------ DATASET ------

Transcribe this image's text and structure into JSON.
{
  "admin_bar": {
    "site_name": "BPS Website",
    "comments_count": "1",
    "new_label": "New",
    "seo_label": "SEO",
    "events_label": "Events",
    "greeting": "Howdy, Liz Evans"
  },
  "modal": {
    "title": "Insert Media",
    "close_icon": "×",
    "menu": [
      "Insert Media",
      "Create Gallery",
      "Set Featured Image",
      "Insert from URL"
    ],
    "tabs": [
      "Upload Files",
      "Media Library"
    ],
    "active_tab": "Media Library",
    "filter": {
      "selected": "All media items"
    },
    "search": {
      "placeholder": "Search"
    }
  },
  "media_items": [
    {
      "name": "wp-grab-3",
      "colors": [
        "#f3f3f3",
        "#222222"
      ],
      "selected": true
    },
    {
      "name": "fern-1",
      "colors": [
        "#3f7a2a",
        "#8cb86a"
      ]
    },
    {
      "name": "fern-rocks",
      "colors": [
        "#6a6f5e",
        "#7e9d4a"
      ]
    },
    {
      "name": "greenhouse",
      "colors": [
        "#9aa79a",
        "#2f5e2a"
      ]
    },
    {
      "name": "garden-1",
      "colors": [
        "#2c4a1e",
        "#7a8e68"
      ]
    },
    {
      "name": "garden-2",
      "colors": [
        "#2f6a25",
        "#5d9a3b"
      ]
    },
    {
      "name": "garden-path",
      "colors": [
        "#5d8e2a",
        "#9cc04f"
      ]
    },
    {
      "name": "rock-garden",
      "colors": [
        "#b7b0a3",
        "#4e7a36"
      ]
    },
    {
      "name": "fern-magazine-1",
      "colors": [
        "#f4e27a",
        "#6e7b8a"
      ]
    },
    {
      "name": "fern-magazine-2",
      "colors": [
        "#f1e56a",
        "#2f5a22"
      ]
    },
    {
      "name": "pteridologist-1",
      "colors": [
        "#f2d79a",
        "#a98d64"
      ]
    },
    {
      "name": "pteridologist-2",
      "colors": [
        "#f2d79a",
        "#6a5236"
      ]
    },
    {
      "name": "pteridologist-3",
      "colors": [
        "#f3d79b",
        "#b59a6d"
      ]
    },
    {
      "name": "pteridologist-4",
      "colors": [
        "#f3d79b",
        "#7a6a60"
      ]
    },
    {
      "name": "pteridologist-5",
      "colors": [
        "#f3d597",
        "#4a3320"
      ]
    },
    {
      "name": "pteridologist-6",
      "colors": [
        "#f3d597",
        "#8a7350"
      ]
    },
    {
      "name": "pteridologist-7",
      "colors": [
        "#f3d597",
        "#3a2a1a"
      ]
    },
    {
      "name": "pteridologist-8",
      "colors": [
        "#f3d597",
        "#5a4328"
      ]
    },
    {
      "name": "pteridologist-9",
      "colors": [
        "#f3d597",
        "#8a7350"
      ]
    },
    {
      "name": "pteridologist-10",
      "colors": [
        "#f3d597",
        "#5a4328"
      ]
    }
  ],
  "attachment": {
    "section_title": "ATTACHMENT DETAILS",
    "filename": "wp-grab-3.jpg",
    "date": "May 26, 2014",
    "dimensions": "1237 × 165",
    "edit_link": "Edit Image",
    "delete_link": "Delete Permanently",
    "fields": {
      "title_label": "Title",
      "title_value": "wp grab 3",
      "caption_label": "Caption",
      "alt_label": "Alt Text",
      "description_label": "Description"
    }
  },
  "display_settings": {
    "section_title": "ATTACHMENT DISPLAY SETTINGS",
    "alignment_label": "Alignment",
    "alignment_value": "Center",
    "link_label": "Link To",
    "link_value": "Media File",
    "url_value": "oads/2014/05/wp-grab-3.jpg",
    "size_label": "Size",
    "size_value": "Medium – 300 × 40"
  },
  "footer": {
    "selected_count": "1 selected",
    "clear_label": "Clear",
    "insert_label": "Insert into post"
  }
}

------

[TASK DETAILS]
Give the count of lines in the data above that hold the string "grab", with no additional words.

[EXERCISE RESULT]
4